§ **Exercise directions**
Go through the material and write it all out exactly, minus the pictures.

§ **Dataset records**
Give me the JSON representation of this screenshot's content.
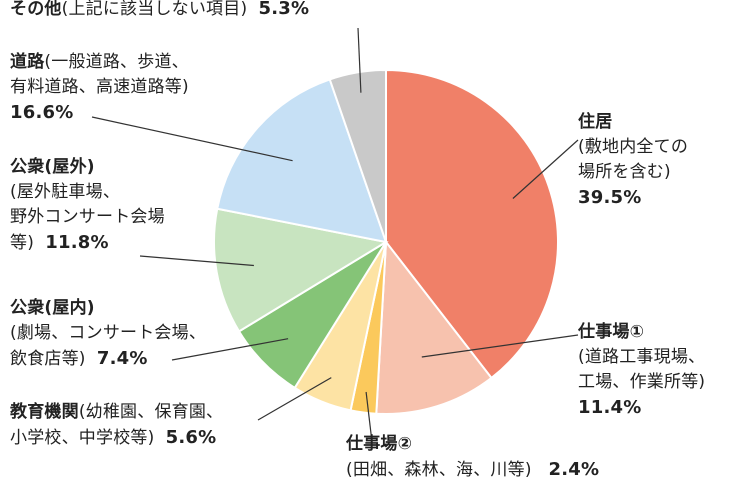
{
  "chart_data": {
    "type": "pie",
    "title": "",
    "start_angle_deg": 0,
    "direction": "clockwise",
    "slice_border_color": "#ffffff",
    "slices": [
      {
        "name": "住居",
        "detail": "(敷地内全ての\n場所を含む)",
        "value": 39.5,
        "value_label": "39.5%",
        "color": "#f08068"
      },
      {
        "name": "仕事場①",
        "detail": "(道路工事現場、\n工場、作業所等)",
        "value": 11.4,
        "value_label": "11.4%",
        "color": "#f7c2ae"
      },
      {
        "name": "仕事場②",
        "detail": "(田畑、森林、海、川等)",
        "value": 2.4,
        "value_label": "2.4%",
        "color": "#fbc95c"
      },
      {
        "name": "教育機関",
        "detail": "(幼稚園、保育園、\n小学校、中学校等)",
        "value": 5.6,
        "value_label": "5.6%",
        "color": "#fde3a4"
      },
      {
        "name": "公衆(屋内)",
        "detail": "(劇場、コンサート会場、\n飲食店等)",
        "value": 7.4,
        "value_label": "7.4%",
        "color": "#85c477"
      },
      {
        "name": "公衆(屋外)",
        "detail": "(屋外駐車場、\n野外コンサート会場\n等)",
        "value": 11.8,
        "value_label": "11.8%",
        "color": "#c8e4c0"
      },
      {
        "name": "道路",
        "detail": "(一般道路、歩道、\n有料道路、高速道路等)",
        "value": 16.6,
        "value_label": "16.6%",
        "color": "#c6e0f5"
      },
      {
        "name": "その他",
        "detail": "(上記に該当しない項目)",
        "value": 5.3,
        "value_label": "5.3%",
        "color": "#c9c9c9"
      }
    ]
  }
}
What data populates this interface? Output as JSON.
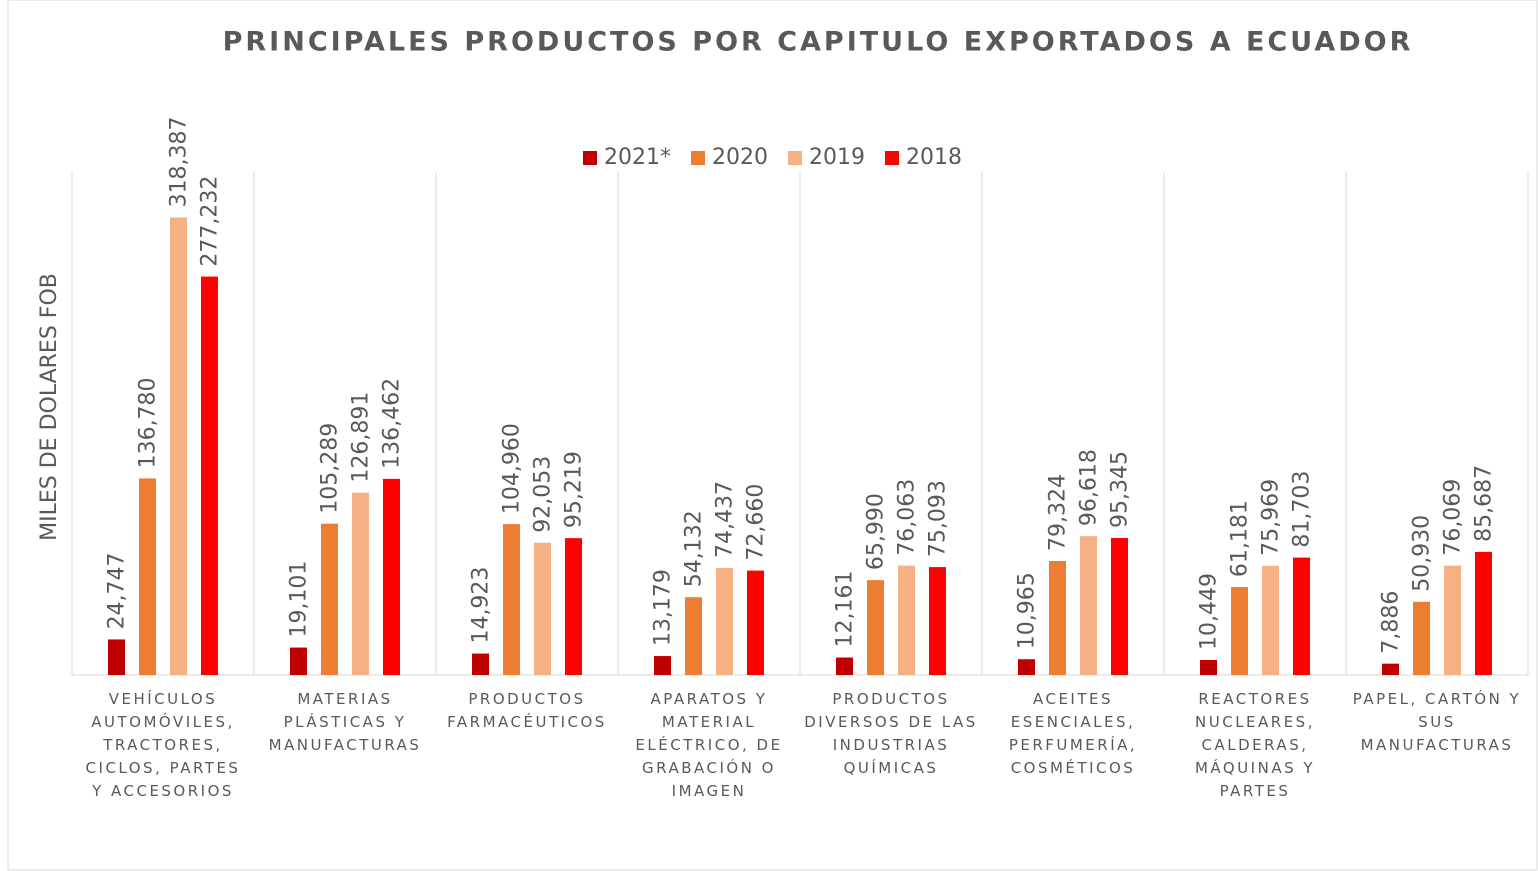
{
  "chart_data": {
    "type": "bar",
    "title": "PRINCIPALES PRODUCTOS POR CAPITULO  EXPORTADOS  A ECUADOR",
    "y_label": "MILES DE DOLARES FOB",
    "categories": [
      "VEHÍCULOS AUTOMÓVILES, TRACTORES, CICLOS, PARTES Y ACCESORIOS",
      "MATERIAS PLÁSTICAS Y MANUFACTURAS",
      "PRODUCTOS FARMACÉUTICOS",
      "APARATOS Y MATERIAL ELÉCTRICO, DE GRABACIÓN O IMAGEN",
      "PRODUCTOS DIVERSOS DE LAS INDUSTRIAS QUÍMICAS",
      "ACEITES ESENCIALES, PERFUMERÍA, COSMÉTICOS",
      "REACTORES NUCLEARES, CALDERAS, MÁQUINAS Y PARTES",
      "PAPEL, CARTÓN Y SUS MANUFACTURAS"
    ],
    "series": [
      {
        "name": "2021*",
        "color": "#c00000",
        "values": [
          24747,
          19101,
          14923,
          13179,
          12161,
          10965,
          10449,
          7886
        ],
        "value_labels": [
          "24,747",
          "19,101",
          "14,923",
          "13,179",
          "12,161",
          "10,965",
          "10,449",
          "7,886"
        ]
      },
      {
        "name": "2020",
        "color": "#ed7d31",
        "values": [
          136780,
          105289,
          104960,
          54132,
          65990,
          79324,
          61181,
          50930
        ],
        "value_labels": [
          "136,780",
          "105,289",
          "104,960",
          "54,132",
          "65,990",
          "79,324",
          "61,181",
          "50,930"
        ]
      },
      {
        "name": "2019",
        "color": "#f4b183",
        "values": [
          318387,
          126891,
          92053,
          74437,
          76063,
          96618,
          75969,
          76069
        ],
        "value_labels": [
          "318,387",
          "126,891",
          "92,053",
          "74,437",
          "76,063",
          "96,618",
          "75,969",
          "76,069"
        ]
      },
      {
        "name": "2018",
        "color": "#ff0000",
        "values": [
          277232,
          136462,
          95219,
          72660,
          75093,
          95345,
          81703,
          85687
        ],
        "value_labels": [
          "277,232",
          "136,462",
          "95,219",
          "72,660",
          "75,093",
          "95,345",
          "81,703",
          "85,687"
        ]
      }
    ],
    "ylim": [
      0,
      350000
    ],
    "legend": "top"
  }
}
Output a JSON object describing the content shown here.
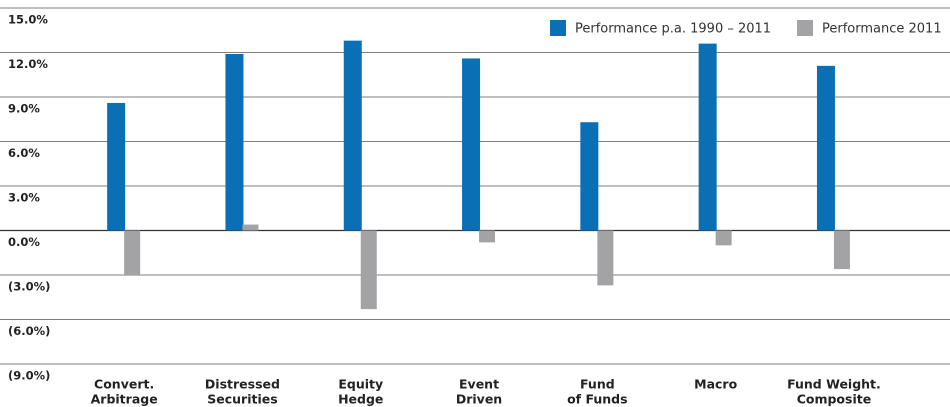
{
  "chart_data": {
    "type": "bar",
    "categories": [
      [
        "Convert.",
        "Arbitrage"
      ],
      [
        "Distressed",
        "Securities"
      ],
      [
        "Equity",
        "Hedge"
      ],
      [
        "Event",
        "Driven"
      ],
      [
        "Fund",
        "of Funds"
      ],
      [
        "Macro"
      ],
      [
        "Fund Weight.",
        "Composite"
      ]
    ],
    "series": [
      {
        "name": "Performance p.a. 1990 – 2011",
        "color": "#0a6fb5",
        "values": [
          8.6,
          11.9,
          12.8,
          11.6,
          7.3,
          12.6,
          11.1
        ]
      },
      {
        "name": "Performance 2011",
        "color": "#a3a3a5",
        "values": [
          -3.0,
          0.4,
          -5.3,
          -0.8,
          -3.7,
          -1.0,
          -2.6
        ]
      }
    ],
    "ylim": [
      -9,
      15
    ],
    "yticks": [
      {
        "value": -9,
        "label": "(9.0%)"
      },
      {
        "value": -6,
        "label": "(6.0%)"
      },
      {
        "value": -3,
        "label": "(3.0%)"
      },
      {
        "value": 0,
        "label": "0.0%"
      },
      {
        "value": 3,
        "label": "3.0%"
      },
      {
        "value": 6,
        "label": "6.0%"
      },
      {
        "value": 9,
        "label": "9.0%"
      },
      {
        "value": 12,
        "label": "12.0%"
      },
      {
        "value": 15,
        "label": "15.0%"
      }
    ],
    "grid": true,
    "legend": "top-right"
  }
}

§ **Exercise output**
Give me the JSON representation of this screenshot's content.
{
  "chart_data": {
    "type": "pie",
    "title": "",
    "start_angle_deg": 0,
    "direction": "clockwise",
    "slice_border_color": "#ffffff",
    "slices": [
      {
        "name": "住居",
        "detail": "(敷地内全ての\n場所を含む)",
        "value": 39.5,
        "value_label": "39.5%",
        "color": "#f08068"
      },
      {
        "name": "仕事場①",
        "detail": "(道路工事現場、\n工場、作業所等)",
        "value": 11.4,
        "value_label": "11.4%",
        "color": "#f7c2ae"
      },
      {
        "name": "仕事場②",
        "detail": "(田畑、森林、海、川等)",
        "value": 2.4,
        "value_label": "2.4%",
        "color": "#fbc95c"
      },
      {
        "name": "教育機関",
        "detail": "(幼稚園、保育園、\n小学校、中学校等)",
        "value": 5.6,
        "value_label": "5.6%",
        "color": "#fde3a4"
      },
      {
        "name": "公衆(屋内)",
        "detail": "(劇場、コンサート会場、\n飲食店等)",
        "value": 7.4,
        "value_label": "7.4%",
        "color": "#85c477"
      },
      {
        "name": "公衆(屋外)",
        "detail": "(屋外駐車場、\n野外コンサート会場\n等)",
        "value": 11.8,
        "value_label": "11.8%",
        "color": "#c8e4c0"
      },
      {
        "name": "道路",
        "detail": "(一般道路、歩道、\n有料道路、高速道路等)",
        "value": 16.6,
        "value_label": "16.6%",
        "color": "#c6e0f5"
      },
      {
        "name": "その他",
        "detail": "(上記に該当しない項目)",
        "value": 5.3,
        "value_label": "5.3%",
        "color": "#c9c9c9"
      }
    ]
  }
}
What data populates this interface? Output as JSON.
{
  "chart_data": {
    "type": "bar",
    "title": "PRINCIPALES PRODUCTOS POR CAPITULO  EXPORTADOS  A ECUADOR",
    "y_label": "MILES DE DOLARES FOB",
    "categories": [
      "VEHÍCULOS AUTOMÓVILES, TRACTORES, CICLOS, PARTES Y ACCESORIOS",
      "MATERIAS PLÁSTICAS Y MANUFACTURAS",
      "PRODUCTOS FARMACÉUTICOS",
      "APARATOS Y MATERIAL ELÉCTRICO, DE GRABACIÓN O IMAGEN",
      "PRODUCTOS DIVERSOS DE LAS INDUSTRIAS QUÍMICAS",
      "ACEITES ESENCIALES, PERFUMERÍA, COSMÉTICOS",
      "REACTORES NUCLEARES, CALDERAS, MÁQUINAS Y PARTES",
      "PAPEL, CARTÓN Y SUS MANUFACTURAS"
    ],
    "series": [
      {
        "name": "2021*",
        "color": "#c00000",
        "values": [
          24747,
          19101,
          14923,
          13179,
          12161,
          10965,
          10449,
          7886
        ],
        "value_labels": [
          "24,747",
          "19,101",
          "14,923",
          "13,179",
          "12,161",
          "10,965",
          "10,449",
          "7,886"
        ]
      },
      {
        "name": "2020",
        "color": "#ed7d31",
        "values": [
          136780,
          105289,
          104960,
          54132,
          65990,
          79324,
          61181,
          50930
        ],
        "value_labels": [
          "136,780",
          "105,289",
          "104,960",
          "54,132",
          "65,990",
          "79,324",
          "61,181",
          "50,930"
        ]
      },
      {
        "name": "2019",
        "color": "#f4b183",
        "values": [
          318387,
          126891,
          92053,
          74437,
          76063,
          96618,
          75969,
          76069
        ],
        "value_labels": [
          "318,387",
          "126,891",
          "92,053",
          "74,437",
          "76,063",
          "96,618",
          "75,969",
          "76,069"
        ]
      },
      {
        "name": "2018",
        "color": "#ff0000",
        "values": [
          277232,
          136462,
          95219,
          72660,
          75093,
          95345,
          81703,
          85687
        ],
        "value_labels": [
          "277,232",
          "136,462",
          "95,219",
          "72,660",
          "75,093",
          "95,345",
          "81,703",
          "85,687"
        ]
      }
    ],
    "ylim": [
      0,
      350000
    ],
    "legend": "top"
  }
}
Output a JSON object describing the content shown here.
{
  "chart_data": {
    "type": "bar",
    "categories": [
      [
        "Convert.",
        "Arbitrage"
      ],
      [
        "Distressed",
        "Securities"
      ],
      [
        "Equity",
        "Hedge"
      ],
      [
        "Event",
        "Driven"
      ],
      [
        "Fund",
        "of Funds"
      ],
      [
        "Macro"
      ],
      [
        "Fund Weight.",
        "Composite"
      ]
    ],
    "series": [
      {
        "name": "Performance p.a. 1990 – 2011",
        "color": "#0a6fb5",
        "values": [
          8.6,
          11.9,
          12.8,
          11.6,
          7.3,
          12.6,
          11.1
        ]
      },
      {
        "name": "Performance 2011",
        "color": "#a3a3a5",
        "values": [
          -3.0,
          0.4,
          -5.3,
          -0.8,
          -3.7,
          -1.0,
          -2.6
        ]
      }
    ],
    "ylim": [
      -9,
      15
    ],
    "yticks": [
      {
        "value": -9,
        "label": "(9.0%)"
      },
      {
        "value": -6,
        "label": "(6.0%)"
      },
      {
        "value": -3,
        "label": "(3.0%)"
      },
      {
        "value": 0,
        "label": "0.0%"
      },
      {
        "value": 3,
        "label": "3.0%"
      },
      {
        "value": 6,
        "label": "6.0%"
      },
      {
        "value": 9,
        "label": "9.0%"
      },
      {
        "value": 12,
        "label": "12.0%"
      },
      {
        "value": 15,
        "label": "15.0%"
      }
    ],
    "grid": true,
    "legend": "top-right"
  }
}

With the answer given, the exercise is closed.